* start DATASET *

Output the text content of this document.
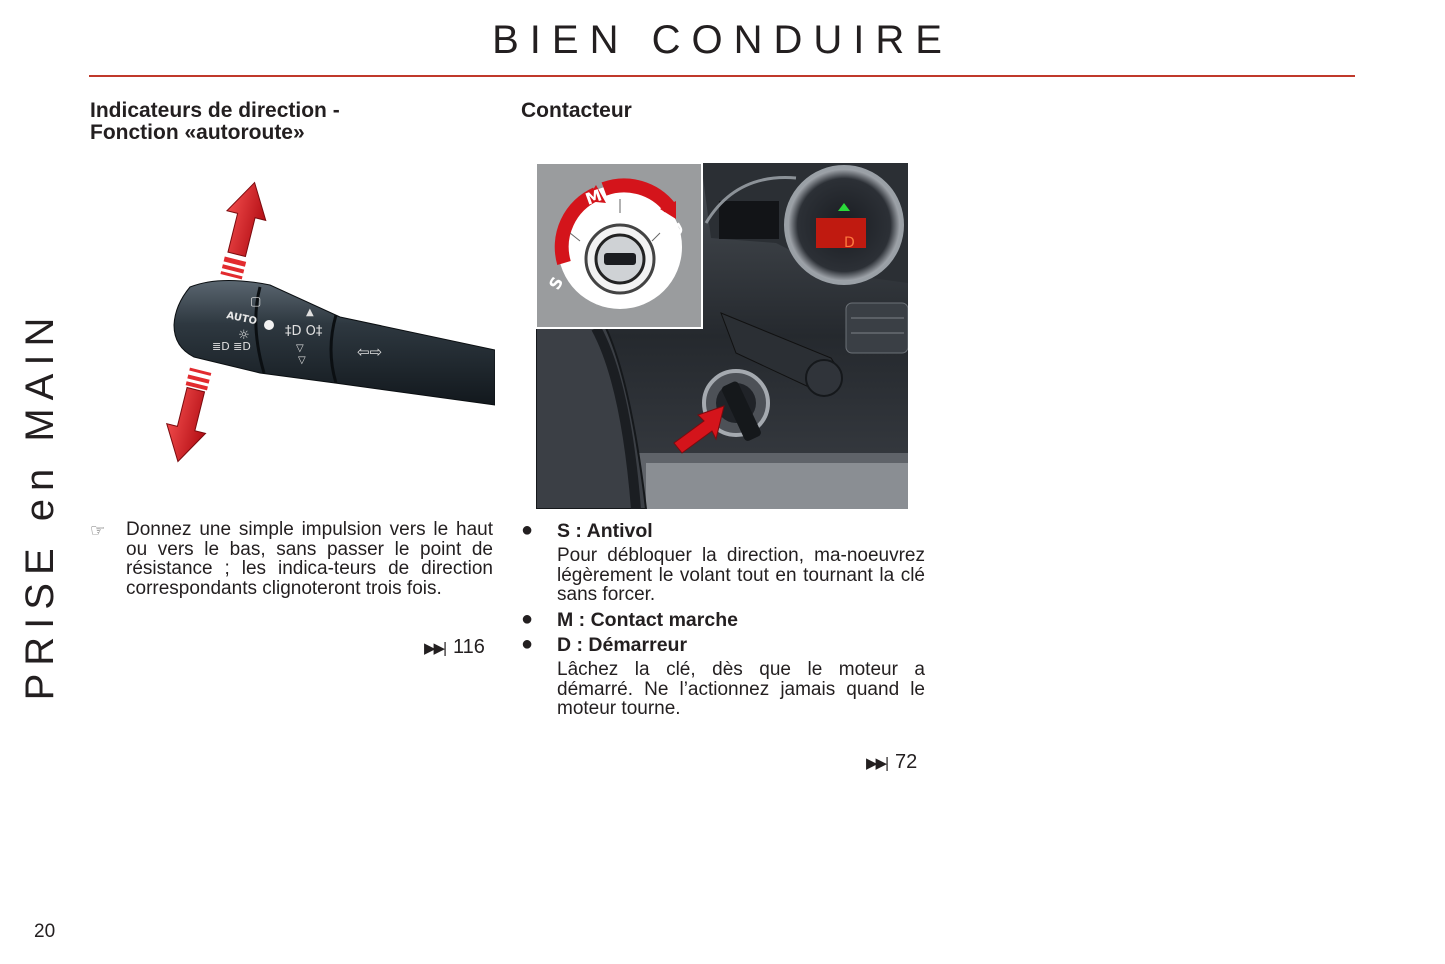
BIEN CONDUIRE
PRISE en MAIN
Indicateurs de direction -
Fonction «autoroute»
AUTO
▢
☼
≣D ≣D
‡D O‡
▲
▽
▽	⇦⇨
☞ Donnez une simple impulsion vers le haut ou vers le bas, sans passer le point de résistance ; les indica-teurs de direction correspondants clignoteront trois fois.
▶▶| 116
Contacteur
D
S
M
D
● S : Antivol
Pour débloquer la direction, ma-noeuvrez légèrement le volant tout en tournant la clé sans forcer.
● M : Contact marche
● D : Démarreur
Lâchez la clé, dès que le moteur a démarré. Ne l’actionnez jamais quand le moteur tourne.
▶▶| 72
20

* end DATASET *

WHAT THE EXERCISE ASKS. Any pictures should be dropped; transcribe the rest of the records above exactly.

SOLUTION FOR THIS PROBLEM.
Output the text content of this document.
BIEN CONDUIRE
PRISE en MAIN
Indicateurs de direction -
Fonction «autoroute»
AUTO
▢
☼
≣D ≣D
‡D O‡
▲
▽
▽	⇦⇨
☞ Donnez une simple impulsion vers le haut ou vers le bas, sans passer le point de résistance ; les indica-teurs de direction correspondants clignoteront trois fois.
▶▶| 116
Contacteur
D
S
M
D
● S : Antivol
Pour débloquer la direction, ma-noeuvrez légèrement le volant tout en tournant la clé sans forcer.
● M : Contact marche
● D : Démarreur
Lâchez la clé, dès que le moteur a démarré. Ne l’actionnez jamais quand le moteur tourne.
▶▶| 72
20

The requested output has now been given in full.